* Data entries
--- start ---

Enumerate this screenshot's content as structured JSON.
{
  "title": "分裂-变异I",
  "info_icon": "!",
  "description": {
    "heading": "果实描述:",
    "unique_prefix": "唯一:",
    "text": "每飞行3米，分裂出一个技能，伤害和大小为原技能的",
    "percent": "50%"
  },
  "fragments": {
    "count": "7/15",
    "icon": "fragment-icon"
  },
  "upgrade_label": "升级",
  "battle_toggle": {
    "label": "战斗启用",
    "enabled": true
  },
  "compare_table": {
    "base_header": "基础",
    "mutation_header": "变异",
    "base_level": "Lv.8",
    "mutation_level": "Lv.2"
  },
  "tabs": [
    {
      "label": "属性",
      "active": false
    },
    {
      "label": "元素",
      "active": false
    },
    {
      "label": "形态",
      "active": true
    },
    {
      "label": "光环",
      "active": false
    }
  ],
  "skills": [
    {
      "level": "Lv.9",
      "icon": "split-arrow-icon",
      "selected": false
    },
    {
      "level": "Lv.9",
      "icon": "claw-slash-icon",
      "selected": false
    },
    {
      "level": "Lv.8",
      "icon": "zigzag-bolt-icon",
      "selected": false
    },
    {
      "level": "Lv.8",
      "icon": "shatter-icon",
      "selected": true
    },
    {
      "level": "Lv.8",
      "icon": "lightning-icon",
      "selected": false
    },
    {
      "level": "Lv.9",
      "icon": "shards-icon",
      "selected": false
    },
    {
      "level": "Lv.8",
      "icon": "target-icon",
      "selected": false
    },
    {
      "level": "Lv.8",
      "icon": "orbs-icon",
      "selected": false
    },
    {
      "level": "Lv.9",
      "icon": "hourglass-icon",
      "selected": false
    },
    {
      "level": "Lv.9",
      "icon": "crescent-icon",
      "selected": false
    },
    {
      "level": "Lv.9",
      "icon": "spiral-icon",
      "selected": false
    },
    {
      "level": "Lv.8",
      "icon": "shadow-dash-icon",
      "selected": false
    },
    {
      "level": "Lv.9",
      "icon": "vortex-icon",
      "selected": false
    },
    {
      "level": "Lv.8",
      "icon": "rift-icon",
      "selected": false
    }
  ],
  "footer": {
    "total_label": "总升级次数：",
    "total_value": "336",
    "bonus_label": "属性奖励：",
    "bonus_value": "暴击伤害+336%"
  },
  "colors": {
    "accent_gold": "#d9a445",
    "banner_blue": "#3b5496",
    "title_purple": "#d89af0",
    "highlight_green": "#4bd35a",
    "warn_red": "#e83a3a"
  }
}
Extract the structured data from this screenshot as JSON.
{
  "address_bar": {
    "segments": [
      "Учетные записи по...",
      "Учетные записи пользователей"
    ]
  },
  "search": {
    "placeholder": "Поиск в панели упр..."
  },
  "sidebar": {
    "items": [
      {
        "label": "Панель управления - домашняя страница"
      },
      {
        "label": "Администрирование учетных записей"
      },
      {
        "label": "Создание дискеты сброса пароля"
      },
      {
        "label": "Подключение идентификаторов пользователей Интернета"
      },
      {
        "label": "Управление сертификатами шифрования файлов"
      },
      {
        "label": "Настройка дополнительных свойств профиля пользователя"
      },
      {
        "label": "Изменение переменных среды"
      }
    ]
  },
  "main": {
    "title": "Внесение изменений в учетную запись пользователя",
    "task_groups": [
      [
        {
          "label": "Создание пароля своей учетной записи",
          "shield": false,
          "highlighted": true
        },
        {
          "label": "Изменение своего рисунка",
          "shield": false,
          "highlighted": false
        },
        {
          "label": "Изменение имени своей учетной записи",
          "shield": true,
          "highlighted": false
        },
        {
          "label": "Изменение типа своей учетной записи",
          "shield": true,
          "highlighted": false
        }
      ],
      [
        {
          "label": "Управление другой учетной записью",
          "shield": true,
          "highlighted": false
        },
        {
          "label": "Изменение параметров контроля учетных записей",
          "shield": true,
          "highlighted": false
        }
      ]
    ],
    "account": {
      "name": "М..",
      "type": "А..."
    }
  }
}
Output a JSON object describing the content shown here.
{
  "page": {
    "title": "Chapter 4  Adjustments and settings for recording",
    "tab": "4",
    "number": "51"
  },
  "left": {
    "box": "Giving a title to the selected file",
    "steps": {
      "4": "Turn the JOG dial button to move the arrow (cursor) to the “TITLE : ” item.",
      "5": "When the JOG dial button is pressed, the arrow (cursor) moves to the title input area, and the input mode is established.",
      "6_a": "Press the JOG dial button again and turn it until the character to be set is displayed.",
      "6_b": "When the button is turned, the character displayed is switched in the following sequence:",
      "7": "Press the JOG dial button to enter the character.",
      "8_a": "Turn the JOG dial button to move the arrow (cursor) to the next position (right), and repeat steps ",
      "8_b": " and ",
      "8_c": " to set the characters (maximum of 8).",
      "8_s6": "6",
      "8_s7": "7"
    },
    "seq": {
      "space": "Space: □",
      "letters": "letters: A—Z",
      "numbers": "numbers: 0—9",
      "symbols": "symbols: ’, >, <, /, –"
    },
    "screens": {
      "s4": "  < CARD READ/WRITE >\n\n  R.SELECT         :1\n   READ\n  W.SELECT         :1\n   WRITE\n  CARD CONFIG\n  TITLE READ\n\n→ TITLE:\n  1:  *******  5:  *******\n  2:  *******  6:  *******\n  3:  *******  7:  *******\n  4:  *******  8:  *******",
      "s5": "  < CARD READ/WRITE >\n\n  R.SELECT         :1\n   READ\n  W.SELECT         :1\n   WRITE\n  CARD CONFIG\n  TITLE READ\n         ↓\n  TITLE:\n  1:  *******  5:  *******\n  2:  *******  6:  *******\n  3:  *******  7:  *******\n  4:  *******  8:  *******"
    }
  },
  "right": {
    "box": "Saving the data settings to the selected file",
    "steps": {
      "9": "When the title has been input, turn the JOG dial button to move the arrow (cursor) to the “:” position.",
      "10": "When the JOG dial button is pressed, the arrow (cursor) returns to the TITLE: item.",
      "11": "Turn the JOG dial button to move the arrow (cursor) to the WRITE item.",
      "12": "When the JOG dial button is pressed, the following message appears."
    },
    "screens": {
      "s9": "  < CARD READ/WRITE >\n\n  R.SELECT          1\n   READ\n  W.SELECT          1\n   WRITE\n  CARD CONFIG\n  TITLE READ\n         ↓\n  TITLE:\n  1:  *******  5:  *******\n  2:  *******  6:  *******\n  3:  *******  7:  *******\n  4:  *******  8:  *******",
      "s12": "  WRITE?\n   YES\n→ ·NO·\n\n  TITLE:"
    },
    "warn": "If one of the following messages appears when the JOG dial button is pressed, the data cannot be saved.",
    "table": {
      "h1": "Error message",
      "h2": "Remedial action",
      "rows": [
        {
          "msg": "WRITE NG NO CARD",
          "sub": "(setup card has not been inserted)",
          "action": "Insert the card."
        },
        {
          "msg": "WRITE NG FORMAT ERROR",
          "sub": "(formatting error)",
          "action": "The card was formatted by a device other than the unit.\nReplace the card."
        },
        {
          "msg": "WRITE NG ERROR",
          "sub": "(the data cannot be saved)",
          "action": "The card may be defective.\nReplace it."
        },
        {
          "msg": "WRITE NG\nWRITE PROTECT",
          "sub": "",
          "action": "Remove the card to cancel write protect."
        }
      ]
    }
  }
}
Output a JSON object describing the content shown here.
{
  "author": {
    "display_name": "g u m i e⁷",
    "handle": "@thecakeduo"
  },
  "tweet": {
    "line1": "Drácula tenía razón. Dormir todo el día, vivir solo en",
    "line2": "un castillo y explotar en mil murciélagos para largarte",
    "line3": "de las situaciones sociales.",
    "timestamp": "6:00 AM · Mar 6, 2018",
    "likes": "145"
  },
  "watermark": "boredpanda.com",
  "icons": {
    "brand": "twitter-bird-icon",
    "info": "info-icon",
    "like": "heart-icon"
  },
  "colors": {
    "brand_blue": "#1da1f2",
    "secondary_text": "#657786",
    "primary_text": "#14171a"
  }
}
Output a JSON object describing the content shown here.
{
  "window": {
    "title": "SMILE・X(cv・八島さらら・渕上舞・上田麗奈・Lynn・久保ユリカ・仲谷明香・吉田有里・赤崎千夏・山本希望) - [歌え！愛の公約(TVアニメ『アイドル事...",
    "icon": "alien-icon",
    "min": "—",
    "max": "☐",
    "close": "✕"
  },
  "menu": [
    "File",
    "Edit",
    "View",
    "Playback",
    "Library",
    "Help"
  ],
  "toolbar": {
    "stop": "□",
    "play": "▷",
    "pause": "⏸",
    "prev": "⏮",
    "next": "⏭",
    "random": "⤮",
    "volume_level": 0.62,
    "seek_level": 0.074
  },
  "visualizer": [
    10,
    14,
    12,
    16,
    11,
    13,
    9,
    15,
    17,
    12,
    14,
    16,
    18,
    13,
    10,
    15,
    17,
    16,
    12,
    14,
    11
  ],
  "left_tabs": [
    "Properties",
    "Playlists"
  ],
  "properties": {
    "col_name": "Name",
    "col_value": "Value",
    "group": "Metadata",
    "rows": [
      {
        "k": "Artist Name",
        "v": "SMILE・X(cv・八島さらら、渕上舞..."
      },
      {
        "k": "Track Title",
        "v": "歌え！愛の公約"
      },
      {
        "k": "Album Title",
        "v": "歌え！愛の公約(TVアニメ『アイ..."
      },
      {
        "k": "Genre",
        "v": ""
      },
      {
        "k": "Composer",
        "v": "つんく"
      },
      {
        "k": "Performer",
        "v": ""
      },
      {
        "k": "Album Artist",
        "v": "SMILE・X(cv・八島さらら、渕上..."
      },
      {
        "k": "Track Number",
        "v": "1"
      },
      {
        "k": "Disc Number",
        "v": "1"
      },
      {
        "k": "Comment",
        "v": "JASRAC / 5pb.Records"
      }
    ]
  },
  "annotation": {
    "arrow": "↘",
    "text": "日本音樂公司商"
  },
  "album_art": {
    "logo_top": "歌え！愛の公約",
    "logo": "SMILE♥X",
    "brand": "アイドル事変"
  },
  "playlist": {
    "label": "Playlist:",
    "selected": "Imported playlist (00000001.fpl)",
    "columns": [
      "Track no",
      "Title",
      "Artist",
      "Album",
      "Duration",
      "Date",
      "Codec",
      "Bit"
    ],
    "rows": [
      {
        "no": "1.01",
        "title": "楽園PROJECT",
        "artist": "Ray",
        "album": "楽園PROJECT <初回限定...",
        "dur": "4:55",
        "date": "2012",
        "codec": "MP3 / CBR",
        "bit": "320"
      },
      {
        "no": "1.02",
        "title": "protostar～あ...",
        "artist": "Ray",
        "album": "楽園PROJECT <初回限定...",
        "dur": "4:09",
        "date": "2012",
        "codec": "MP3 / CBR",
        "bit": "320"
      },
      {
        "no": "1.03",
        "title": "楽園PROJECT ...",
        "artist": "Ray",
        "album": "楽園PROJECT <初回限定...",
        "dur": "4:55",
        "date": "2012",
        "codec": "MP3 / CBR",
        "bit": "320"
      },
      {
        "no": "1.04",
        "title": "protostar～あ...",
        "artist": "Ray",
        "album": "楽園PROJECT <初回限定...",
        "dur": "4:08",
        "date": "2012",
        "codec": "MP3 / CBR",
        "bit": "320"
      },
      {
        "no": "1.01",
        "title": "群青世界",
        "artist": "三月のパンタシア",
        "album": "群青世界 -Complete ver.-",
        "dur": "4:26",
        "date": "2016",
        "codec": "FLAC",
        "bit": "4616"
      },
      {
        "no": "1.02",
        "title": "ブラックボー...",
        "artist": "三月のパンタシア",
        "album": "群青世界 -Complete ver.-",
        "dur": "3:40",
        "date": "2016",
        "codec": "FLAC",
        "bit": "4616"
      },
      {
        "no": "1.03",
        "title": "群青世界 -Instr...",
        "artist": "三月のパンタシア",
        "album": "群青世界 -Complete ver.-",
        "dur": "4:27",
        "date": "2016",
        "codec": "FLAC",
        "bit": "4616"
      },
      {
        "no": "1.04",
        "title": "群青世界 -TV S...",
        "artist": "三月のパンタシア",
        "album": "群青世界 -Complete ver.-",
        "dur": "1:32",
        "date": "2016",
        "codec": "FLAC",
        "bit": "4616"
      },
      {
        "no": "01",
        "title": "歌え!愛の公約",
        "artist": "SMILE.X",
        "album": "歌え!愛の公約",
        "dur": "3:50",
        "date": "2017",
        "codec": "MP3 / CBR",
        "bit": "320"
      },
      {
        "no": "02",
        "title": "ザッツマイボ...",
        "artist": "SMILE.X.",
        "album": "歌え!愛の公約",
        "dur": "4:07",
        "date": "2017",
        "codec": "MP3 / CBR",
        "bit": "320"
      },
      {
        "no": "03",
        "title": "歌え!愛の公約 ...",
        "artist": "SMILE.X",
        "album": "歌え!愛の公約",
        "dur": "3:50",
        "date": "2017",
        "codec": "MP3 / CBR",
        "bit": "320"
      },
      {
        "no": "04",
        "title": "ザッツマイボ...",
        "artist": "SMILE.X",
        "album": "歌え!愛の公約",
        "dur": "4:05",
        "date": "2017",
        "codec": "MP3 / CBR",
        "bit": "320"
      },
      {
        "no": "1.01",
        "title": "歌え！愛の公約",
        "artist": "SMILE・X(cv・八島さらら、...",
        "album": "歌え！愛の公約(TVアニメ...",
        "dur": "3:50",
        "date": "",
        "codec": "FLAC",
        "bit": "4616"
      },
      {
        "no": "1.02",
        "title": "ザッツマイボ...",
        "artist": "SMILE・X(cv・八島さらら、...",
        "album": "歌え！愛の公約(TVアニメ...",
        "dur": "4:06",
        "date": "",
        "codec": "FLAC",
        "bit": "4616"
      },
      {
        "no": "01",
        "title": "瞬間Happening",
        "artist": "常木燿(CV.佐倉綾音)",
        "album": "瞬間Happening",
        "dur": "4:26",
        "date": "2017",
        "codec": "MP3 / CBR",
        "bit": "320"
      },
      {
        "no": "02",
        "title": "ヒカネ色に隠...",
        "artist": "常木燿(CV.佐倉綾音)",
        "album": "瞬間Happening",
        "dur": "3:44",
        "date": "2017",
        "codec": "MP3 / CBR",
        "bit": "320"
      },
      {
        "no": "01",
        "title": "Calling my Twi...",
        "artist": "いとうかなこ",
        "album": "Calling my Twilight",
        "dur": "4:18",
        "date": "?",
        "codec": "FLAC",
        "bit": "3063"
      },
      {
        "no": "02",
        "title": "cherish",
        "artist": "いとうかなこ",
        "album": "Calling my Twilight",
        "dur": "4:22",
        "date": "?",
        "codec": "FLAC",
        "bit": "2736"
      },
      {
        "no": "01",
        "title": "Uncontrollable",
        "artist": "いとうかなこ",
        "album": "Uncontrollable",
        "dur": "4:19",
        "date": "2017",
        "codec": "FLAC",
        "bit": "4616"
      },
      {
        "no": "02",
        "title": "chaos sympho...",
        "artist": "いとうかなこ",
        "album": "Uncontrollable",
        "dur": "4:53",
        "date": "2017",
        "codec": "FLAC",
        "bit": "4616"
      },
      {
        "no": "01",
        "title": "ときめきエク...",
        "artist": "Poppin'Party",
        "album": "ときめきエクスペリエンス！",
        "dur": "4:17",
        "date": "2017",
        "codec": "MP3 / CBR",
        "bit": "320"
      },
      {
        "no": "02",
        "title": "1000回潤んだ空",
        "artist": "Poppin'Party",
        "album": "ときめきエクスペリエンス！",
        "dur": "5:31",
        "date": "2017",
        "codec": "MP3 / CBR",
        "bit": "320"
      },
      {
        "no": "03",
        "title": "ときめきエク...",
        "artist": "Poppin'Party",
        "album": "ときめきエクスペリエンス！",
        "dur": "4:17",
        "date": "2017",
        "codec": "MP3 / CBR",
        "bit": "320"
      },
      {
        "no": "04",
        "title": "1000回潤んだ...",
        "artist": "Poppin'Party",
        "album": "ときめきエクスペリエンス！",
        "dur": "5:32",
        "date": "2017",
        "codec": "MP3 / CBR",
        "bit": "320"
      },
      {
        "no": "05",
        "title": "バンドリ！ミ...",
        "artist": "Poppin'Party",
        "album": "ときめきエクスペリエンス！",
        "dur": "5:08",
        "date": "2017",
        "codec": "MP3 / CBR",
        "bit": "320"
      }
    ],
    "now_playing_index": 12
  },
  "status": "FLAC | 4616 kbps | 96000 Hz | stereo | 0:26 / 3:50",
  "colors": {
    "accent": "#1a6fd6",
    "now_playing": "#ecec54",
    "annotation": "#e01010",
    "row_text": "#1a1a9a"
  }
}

--- end ---

* Task details
Please list every line of the records that contains "Создание".

* Response to the task
        "label": "Создание дискеты сброса пароля"
          "label": "Создание пароля своей учетной записи",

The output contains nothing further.